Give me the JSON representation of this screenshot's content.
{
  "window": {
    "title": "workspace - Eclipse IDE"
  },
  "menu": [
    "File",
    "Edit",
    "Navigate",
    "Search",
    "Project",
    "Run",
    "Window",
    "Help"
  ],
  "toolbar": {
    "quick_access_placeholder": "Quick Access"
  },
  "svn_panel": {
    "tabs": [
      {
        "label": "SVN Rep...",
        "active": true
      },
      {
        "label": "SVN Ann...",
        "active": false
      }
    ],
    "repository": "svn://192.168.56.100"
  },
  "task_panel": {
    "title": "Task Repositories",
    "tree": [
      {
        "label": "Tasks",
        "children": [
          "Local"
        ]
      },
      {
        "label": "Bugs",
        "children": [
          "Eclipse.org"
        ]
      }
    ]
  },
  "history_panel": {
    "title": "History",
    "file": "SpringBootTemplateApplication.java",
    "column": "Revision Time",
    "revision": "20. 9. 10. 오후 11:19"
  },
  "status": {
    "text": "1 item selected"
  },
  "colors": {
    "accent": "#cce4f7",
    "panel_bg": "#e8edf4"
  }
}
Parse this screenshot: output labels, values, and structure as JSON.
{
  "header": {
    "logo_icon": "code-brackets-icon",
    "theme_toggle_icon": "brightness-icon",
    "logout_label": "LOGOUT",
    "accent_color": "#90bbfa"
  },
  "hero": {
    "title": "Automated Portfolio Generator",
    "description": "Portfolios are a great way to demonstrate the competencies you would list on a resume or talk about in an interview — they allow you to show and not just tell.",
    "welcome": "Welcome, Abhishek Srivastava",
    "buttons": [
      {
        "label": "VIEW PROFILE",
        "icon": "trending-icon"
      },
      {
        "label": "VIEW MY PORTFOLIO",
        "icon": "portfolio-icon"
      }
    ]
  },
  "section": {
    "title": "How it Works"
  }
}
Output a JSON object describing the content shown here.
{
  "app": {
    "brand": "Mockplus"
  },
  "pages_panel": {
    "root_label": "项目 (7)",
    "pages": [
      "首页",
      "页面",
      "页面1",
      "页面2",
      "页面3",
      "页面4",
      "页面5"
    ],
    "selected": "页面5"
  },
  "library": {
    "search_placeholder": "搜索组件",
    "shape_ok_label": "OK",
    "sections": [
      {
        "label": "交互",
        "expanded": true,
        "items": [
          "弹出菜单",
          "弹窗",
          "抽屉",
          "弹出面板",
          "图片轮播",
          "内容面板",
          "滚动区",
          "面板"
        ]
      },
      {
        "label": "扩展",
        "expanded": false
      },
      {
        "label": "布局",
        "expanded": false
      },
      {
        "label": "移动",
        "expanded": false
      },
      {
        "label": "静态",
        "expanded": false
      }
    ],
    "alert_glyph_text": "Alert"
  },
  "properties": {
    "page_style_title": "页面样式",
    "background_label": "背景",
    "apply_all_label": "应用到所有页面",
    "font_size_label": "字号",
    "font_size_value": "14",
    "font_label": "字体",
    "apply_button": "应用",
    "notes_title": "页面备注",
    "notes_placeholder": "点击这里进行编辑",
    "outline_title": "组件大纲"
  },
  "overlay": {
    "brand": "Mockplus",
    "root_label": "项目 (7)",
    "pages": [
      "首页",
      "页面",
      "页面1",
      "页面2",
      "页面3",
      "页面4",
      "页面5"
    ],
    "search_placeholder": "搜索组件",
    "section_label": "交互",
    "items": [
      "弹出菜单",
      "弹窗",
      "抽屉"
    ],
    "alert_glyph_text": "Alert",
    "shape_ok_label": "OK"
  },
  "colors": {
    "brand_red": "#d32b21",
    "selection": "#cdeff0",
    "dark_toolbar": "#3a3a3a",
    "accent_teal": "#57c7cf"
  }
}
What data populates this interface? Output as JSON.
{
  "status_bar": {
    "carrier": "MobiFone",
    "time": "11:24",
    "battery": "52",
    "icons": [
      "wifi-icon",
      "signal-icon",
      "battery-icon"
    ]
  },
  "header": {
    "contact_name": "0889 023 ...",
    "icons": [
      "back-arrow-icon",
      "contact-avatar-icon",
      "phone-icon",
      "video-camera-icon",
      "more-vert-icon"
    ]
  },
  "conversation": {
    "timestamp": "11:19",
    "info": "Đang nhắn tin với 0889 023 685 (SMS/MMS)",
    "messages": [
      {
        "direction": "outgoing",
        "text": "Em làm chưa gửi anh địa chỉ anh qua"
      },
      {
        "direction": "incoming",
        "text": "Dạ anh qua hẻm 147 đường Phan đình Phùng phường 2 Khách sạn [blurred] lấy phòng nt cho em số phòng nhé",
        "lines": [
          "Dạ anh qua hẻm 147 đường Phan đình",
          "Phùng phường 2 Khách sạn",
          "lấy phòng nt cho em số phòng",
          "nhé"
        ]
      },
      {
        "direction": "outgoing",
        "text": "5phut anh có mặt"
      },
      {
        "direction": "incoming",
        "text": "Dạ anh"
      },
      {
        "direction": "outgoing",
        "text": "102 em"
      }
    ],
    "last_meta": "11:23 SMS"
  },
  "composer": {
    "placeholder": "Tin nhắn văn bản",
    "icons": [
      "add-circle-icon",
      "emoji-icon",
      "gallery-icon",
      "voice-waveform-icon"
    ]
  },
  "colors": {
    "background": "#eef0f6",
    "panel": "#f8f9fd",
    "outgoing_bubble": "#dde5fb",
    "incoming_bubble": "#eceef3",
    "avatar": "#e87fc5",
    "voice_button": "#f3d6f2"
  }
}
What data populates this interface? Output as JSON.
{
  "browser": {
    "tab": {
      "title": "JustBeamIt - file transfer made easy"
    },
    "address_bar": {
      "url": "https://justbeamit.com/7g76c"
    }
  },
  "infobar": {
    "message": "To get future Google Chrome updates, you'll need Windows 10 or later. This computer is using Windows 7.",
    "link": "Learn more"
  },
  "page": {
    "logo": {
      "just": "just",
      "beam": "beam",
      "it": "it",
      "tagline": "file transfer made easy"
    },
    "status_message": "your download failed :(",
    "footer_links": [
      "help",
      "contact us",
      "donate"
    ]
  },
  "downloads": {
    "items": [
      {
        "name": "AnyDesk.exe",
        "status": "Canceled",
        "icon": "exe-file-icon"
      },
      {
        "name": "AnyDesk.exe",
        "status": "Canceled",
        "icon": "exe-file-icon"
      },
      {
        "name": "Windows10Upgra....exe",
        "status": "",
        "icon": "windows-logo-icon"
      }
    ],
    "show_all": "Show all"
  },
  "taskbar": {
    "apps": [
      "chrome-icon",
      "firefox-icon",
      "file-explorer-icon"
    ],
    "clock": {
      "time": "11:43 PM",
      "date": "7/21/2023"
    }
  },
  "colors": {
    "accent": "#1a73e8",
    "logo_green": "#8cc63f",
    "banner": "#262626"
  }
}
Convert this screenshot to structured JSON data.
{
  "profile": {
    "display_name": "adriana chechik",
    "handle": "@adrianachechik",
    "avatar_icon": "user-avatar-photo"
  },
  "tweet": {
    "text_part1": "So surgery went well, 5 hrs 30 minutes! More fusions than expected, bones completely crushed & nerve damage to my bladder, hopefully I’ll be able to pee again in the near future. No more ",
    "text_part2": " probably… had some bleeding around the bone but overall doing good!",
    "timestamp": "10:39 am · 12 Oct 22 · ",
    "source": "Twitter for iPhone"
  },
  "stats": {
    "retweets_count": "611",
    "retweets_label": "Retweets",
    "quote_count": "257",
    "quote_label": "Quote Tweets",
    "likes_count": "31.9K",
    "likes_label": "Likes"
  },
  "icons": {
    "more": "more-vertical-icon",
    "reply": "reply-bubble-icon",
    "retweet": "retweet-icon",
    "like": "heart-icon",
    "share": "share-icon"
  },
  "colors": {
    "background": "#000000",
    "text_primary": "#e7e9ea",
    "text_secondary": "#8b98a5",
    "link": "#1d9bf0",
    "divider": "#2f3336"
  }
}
_ _ _ _ _
Please repeat the listing exactly, with nothing left out.

Give me the JSON representation of this screenshot's content.
{
  "window": {
    "title": "workspace - Eclipse IDE"
  },
  "menu": [
    "File",
    "Edit",
    "Navigate",
    "Search",
    "Project",
    "Run",
    "Window",
    "Help"
  ],
  "toolbar": {
    "quick_access_placeholder": "Quick Access"
  },
  "svn_panel": {
    "tabs": [
      {
        "label": "SVN Rep...",
        "active": true
      },
      {
        "label": "SVN Ann...",
        "active": false
      }
    ],
    "repository": "svn://192.168.56.100"
  },
  "task_panel": {
    "title": "Task Repositories",
    "tree": [
      {
        "label": "Tasks",
        "children": [
          "Local"
        ]
      },
      {
        "label": "Bugs",
        "children": [
          "Eclipse.org"
        ]
      }
    ]
  },
  "history_panel": {
    "title": "History",
    "file": "SpringBootTemplateApplication.java",
    "column": "Revision Time",
    "revision": "20. 9. 10. 오후 11:19"
  },
  "status": {
    "text": "1 item selected"
  },
  "colors": {
    "accent": "#cce4f7",
    "panel_bg": "#e8edf4"
  }
}
Parse this screenshot: output labels, values, and structure as JSON.
{
  "header": {
    "logo_icon": "code-brackets-icon",
    "theme_toggle_icon": "brightness-icon",
    "logout_label": "LOGOUT",
    "accent_color": "#90bbfa"
  },
  "hero": {
    "title": "Automated Portfolio Generator",
    "description": "Portfolios are a great way to demonstrate the competencies you would list on a resume or talk about in an interview — they allow you to show and not just tell.",
    "welcome": "Welcome, Abhishek Srivastava",
    "buttons": [
      {
        "label": "VIEW PROFILE",
        "icon": "trending-icon"
      },
      {
        "label": "VIEW MY PORTFOLIO",
        "icon": "portfolio-icon"
      }
    ]
  },
  "section": {
    "title": "How it Works"
  }
}
Output a JSON object describing the content shown here.
{
  "app": {
    "brand": "Mockplus"
  },
  "pages_panel": {
    "root_label": "项目 (7)",
    "pages": [
      "首页",
      "页面",
      "页面1",
      "页面2",
      "页面3",
      "页面4",
      "页面5"
    ],
    "selected": "页面5"
  },
  "library": {
    "search_placeholder": "搜索组件",
    "shape_ok_label": "OK",
    "sections": [
      {
        "label": "交互",
        "expanded": true,
        "items": [
          "弹出菜单",
          "弹窗",
          "抽屉",
          "弹出面板",
          "图片轮播",
          "内容面板",
          "滚动区",
          "面板"
        ]
      },
      {
        "label": "扩展",
        "expanded": false
      },
      {
        "label": "布局",
        "expanded": false
      },
      {
        "label": "移动",
        "expanded": false
      },
      {
        "label": "静态",
        "expanded": false
      }
    ],
    "alert_glyph_text": "Alert"
  },
  "properties": {
    "page_style_title": "页面样式",
    "background_label": "背景",
    "apply_all_label": "应用到所有页面",
    "font_size_label": "字号",
    "font_size_value": "14",
    "font_label": "字体",
    "apply_button": "应用",
    "notes_title": "页面备注",
    "notes_placeholder": "点击这里进行编辑",
    "outline_title": "组件大纲"
  },
  "overlay": {
    "brand": "Mockplus",
    "root_label": "项目 (7)",
    "pages": [
      "首页",
      "页面",
      "页面1",
      "页面2",
      "页面3",
      "页面4",
      "页面5"
    ],
    "search_placeholder": "搜索组件",
    "section_label": "交互",
    "items": [
      "弹出菜单",
      "弹窗",
      "抽屉"
    ],
    "alert_glyph_text": "Alert",
    "shape_ok_label": "OK"
  },
  "colors": {
    "brand_red": "#d32b21",
    "selection": "#cdeff0",
    "dark_toolbar": "#3a3a3a",
    "accent_teal": "#57c7cf"
  }
}
What data populates this interface? Output as JSON.
{
  "status_bar": {
    "carrier": "MobiFone",
    "time": "11:24",
    "battery": "52",
    "icons": [
      "wifi-icon",
      "signal-icon",
      "battery-icon"
    ]
  },
  "header": {
    "contact_name": "0889 023 ...",
    "icons": [
      "back-arrow-icon",
      "contact-avatar-icon",
      "phone-icon",
      "video-camera-icon",
      "more-vert-icon"
    ]
  },
  "conversation": {
    "timestamp": "11:19",
    "info": "Đang nhắn tin với 0889 023 685 (SMS/MMS)",
    "messages": [
      {
        "direction": "outgoing",
        "text": "Em làm chưa gửi anh địa chỉ anh qua"
      },
      {
        "direction": "incoming",
        "text": "Dạ anh qua hẻm 147 đường Phan đình Phùng phường 2 Khách sạn [blurred] lấy phòng nt cho em số phòng nhé",
        "lines": [
          "Dạ anh qua hẻm 147 đường Phan đình",
          "Phùng phường 2 Khách sạn",
          "lấy phòng nt cho em số phòng",
          "nhé"
        ]
      },
      {
        "direction": "outgoing",
        "text": "5phut anh có mặt"
      },
      {
        "direction": "incoming",
        "text": "Dạ anh"
      },
      {
        "direction": "outgoing",
        "text": "102 em"
      }
    ],
    "last_meta": "11:23 SMS"
  },
  "composer": {
    "placeholder": "Tin nhắn văn bản",
    "icons": [
      "add-circle-icon",
      "emoji-icon",
      "gallery-icon",
      "voice-waveform-icon"
    ]
  },
  "colors": {
    "background": "#eef0f6",
    "panel": "#f8f9fd",
    "outgoing_bubble": "#dde5fb",
    "incoming_bubble": "#eceef3",
    "avatar": "#e87fc5",
    "voice_button": "#f3d6f2"
  }
}
What data populates this interface? Output as JSON.
{
  "browser": {
    "tab": {
      "title": "JustBeamIt - file transfer made easy"
    },
    "address_bar": {
      "url": "https://justbeamit.com/7g76c"
    }
  },
  "infobar": {
    "message": "To get future Google Chrome updates, you'll need Windows 10 or later. This computer is using Windows 7.",
    "link": "Learn more"
  },
  "page": {
    "logo": {
      "just": "just",
      "beam": "beam",
      "it": "it",
      "tagline": "file transfer made easy"
    },
    "status_message": "your download failed :(",
    "footer_links": [
      "help",
      "contact us",
      "donate"
    ]
  },
  "downloads": {
    "items": [
      {
        "name": "AnyDesk.exe",
        "status": "Canceled",
        "icon": "exe-file-icon"
      },
      {
        "name": "AnyDesk.exe",
        "status": "Canceled",
        "icon": "exe-file-icon"
      },
      {
        "name": "Windows10Upgra....exe",
        "status": "",
        "icon": "windows-logo-icon"
      }
    ],
    "show_all": "Show all"
  },
  "taskbar": {
    "apps": [
      "chrome-icon",
      "firefox-icon",
      "file-explorer-icon"
    ],
    "clock": {
      "time": "11:43 PM",
      "date": "7/21/2023"
    }
  },
  "colors": {
    "accent": "#1a73e8",
    "logo_green": "#8cc63f",
    "banner": "#262626"
  }
}
Convert this screenshot to structured JSON data.
{
  "profile": {
    "display_name": "adriana chechik",
    "handle": "@adrianachechik",
    "avatar_icon": "user-avatar-photo"
  },
  "tweet": {
    "text_part1": "So surgery went well, 5 hrs 30 minutes! More fusions than expected, bones completely crushed & nerve damage to my bladder, hopefully I’ll be able to pee again in the near future. No more ",
    "text_part2": " probably… had some bleeding around the bone but overall doing good!",
    "timestamp": "10:39 am · 12 Oct 22 · ",
    "source": "Twitter for iPhone"
  },
  "stats": {
    "retweets_count": "611",
    "retweets_label": "Retweets",
    "quote_count": "257",
    "quote_label": "Quote Tweets",
    "likes_count": "31.9K",
    "likes_label": "Likes"
  },
  "icons": {
    "more": "more-vertical-icon",
    "reply": "reply-bubble-icon",
    "retweet": "retweet-icon",
    "like": "heart-icon",
    "share": "share-icon"
  },
  "colors": {
    "background": "#000000",
    "text_primary": "#e7e9ea",
    "text_secondary": "#8b98a5",
    "link": "#1d9bf0",
    "divider": "#2f3336"
  }
}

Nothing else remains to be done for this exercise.